Edit the listing below, changing each "x-label" to "axis-label" and leaving all other text as it is.

[Data listing]
* begin *

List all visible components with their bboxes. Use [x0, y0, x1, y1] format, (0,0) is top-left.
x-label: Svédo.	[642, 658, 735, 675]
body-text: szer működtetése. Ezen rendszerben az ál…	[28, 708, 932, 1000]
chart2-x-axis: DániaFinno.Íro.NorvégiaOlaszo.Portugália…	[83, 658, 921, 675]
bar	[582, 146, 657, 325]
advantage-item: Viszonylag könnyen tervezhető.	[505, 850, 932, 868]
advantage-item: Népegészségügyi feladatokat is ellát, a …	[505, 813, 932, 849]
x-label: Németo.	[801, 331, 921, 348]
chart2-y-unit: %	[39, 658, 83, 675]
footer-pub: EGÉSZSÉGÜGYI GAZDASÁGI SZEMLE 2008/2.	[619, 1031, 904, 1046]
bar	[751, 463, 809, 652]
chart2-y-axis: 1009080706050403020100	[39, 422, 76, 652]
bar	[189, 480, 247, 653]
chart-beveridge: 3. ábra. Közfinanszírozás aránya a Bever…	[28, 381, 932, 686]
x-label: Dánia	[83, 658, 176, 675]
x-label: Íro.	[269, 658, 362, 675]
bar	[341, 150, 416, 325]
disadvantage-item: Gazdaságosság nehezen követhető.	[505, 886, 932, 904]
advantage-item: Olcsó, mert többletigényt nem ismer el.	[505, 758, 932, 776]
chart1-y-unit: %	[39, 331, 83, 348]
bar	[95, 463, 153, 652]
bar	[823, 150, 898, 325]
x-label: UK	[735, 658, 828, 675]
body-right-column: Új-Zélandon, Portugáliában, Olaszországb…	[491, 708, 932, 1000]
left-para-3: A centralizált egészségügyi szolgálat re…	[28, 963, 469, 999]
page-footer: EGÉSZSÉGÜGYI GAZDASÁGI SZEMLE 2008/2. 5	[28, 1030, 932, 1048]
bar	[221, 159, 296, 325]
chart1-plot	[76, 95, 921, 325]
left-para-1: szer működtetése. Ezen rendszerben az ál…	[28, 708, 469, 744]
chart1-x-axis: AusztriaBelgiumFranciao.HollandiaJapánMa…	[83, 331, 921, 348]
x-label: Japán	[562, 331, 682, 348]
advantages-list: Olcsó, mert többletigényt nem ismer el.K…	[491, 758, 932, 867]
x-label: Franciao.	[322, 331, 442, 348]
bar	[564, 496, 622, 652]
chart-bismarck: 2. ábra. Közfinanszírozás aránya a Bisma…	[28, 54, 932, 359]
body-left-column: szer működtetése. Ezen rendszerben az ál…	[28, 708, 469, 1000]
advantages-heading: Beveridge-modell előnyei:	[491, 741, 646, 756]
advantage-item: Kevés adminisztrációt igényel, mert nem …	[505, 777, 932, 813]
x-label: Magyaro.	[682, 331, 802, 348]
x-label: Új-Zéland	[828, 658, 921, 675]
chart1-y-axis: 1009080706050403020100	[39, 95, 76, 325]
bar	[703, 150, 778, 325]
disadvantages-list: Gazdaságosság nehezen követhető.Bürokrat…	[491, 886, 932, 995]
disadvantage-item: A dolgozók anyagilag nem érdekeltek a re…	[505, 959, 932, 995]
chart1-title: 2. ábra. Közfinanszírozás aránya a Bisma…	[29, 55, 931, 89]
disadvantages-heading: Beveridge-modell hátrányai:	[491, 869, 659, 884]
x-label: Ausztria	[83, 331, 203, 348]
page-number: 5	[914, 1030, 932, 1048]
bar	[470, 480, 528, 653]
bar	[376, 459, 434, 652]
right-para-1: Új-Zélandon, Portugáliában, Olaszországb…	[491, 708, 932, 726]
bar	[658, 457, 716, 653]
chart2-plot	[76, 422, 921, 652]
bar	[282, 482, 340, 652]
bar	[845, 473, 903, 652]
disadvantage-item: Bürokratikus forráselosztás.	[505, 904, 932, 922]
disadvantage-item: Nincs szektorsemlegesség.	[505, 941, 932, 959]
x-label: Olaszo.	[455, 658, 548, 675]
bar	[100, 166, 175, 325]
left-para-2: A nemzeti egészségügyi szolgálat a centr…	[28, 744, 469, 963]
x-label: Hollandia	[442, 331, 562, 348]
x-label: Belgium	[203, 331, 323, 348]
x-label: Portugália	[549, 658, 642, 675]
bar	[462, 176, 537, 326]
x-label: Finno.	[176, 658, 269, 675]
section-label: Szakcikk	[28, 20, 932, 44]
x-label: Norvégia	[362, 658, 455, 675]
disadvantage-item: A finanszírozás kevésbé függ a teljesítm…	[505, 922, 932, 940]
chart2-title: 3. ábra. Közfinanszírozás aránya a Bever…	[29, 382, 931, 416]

* end *

▶ Result:
List all visible components with their bboxes. Use [x0, y0, x1, y1] format, (0,0) is top-left.
axis-label: Svédo.	[642, 658, 735, 675]
body-text: szer működtetése. Ezen rendszerben az ál…	[28, 708, 932, 1000]
chart2-x-axis: DániaFinno.Íro.NorvégiaOlaszo.Portugália…	[83, 658, 921, 675]
bar	[582, 146, 657, 325]
advantage-item: Viszonylag könnyen tervezhető.	[505, 850, 932, 868]
advantage-item: Népegészségügyi feladatokat is ellát, a …	[505, 813, 932, 849]
axis-label: Németo.	[801, 331, 921, 348]
chart2-y-unit: %	[39, 658, 83, 675]
footer-pub: EGÉSZSÉGÜGYI GAZDASÁGI SZEMLE 2008/2.	[619, 1031, 904, 1046]
bar	[751, 463, 809, 652]
chart2-y-axis: 1009080706050403020100	[39, 422, 76, 652]
bar	[189, 480, 247, 653]
chart-beveridge: 3. ábra. Közfinanszírozás aránya a Bever…	[28, 381, 932, 686]
axis-label: Dánia	[83, 658, 176, 675]
axis-label: Íro.	[269, 658, 362, 675]
bar	[341, 150, 416, 325]
disadvantage-item: Gazdaságosság nehezen követhető.	[505, 886, 932, 904]
advantage-item: Olcsó, mert többletigényt nem ismer el.	[505, 758, 932, 776]
chart1-y-unit: %	[39, 331, 83, 348]
bar	[95, 463, 153, 652]
bar	[823, 150, 898, 325]
axis-label: UK	[735, 658, 828, 675]
body-right-column: Új-Zélandon, Portugáliában, Olaszországb…	[491, 708, 932, 1000]
left-para-3: A centralizált egészségügyi szolgálat re…	[28, 963, 469, 999]
page-footer: EGÉSZSÉGÜGYI GAZDASÁGI SZEMLE 2008/2. 5	[28, 1030, 932, 1048]
bar	[221, 159, 296, 325]
chart1-plot	[76, 95, 921, 325]
left-para-1: szer működtetése. Ezen rendszerben az ál…	[28, 708, 469, 744]
chart1-x-axis: AusztriaBelgiumFranciao.HollandiaJapánMa…	[83, 331, 921, 348]
axis-label: Japán	[562, 331, 682, 348]
advantages-list: Olcsó, mert többletigényt nem ismer el.K…	[491, 758, 932, 867]
axis-label: Franciao.	[322, 331, 442, 348]
bar	[564, 496, 622, 652]
chart-bismarck: 2. ábra. Közfinanszírozás aránya a Bisma…	[28, 54, 932, 359]
body-left-column: szer működtetése. Ezen rendszerben az ál…	[28, 708, 469, 1000]
advantages-heading: Beveridge-modell előnyei:	[491, 741, 646, 756]
advantage-item: Kevés adminisztrációt igényel, mert nem …	[505, 777, 932, 813]
axis-label: Magyaro.	[682, 331, 802, 348]
axis-label: Új-Zéland	[828, 658, 921, 675]
chart1-y-axis: 1009080706050403020100	[39, 95, 76, 325]
bar	[703, 150, 778, 325]
disadvantages-list: Gazdaságosság nehezen követhető.Bürokrat…	[491, 886, 932, 995]
disadvantage-item: A dolgozók anyagilag nem érdekeltek a re…	[505, 959, 932, 995]
chart1-title: 2. ábra. Közfinanszírozás aránya a Bisma…	[29, 55, 931, 89]
disadvantages-heading: Beveridge-modell hátrányai:	[491, 869, 659, 884]
axis-label: Ausztria	[83, 331, 203, 348]
page-number: 5	[914, 1030, 932, 1048]
bar	[470, 480, 528, 653]
bar	[376, 459, 434, 652]
right-para-1: Új-Zélandon, Portugáliában, Olaszországb…	[491, 708, 932, 726]
bar	[658, 457, 716, 653]
chart2-plot	[76, 422, 921, 652]
bar	[282, 482, 340, 652]
bar	[845, 473, 903, 652]
disadvantage-item: Bürokratikus forráselosztás.	[505, 904, 932, 922]
disadvantage-item: Nincs szektorsemlegesség.	[505, 941, 932, 959]
axis-label: Olaszo.	[455, 658, 548, 675]
bar	[100, 166, 175, 325]
left-para-2: A nemzeti egészségügyi szolgálat a centr…	[28, 744, 469, 963]
axis-label: Hollandia	[442, 331, 562, 348]
axis-label: Belgium	[203, 331, 323, 348]
axis-label: Portugália	[549, 658, 642, 675]
bar	[462, 176, 537, 326]
axis-label: Finno.	[176, 658, 269, 675]
section-label: Szakcikk	[28, 20, 932, 44]
axis-label: Norvégia	[362, 658, 455, 675]
disadvantage-item: A finanszírozás kevésbé függ a teljesítm…	[505, 922, 932, 940]
chart2-title: 3. ábra. Közfinanszírozás aránya a Bever…	[29, 382, 931, 416]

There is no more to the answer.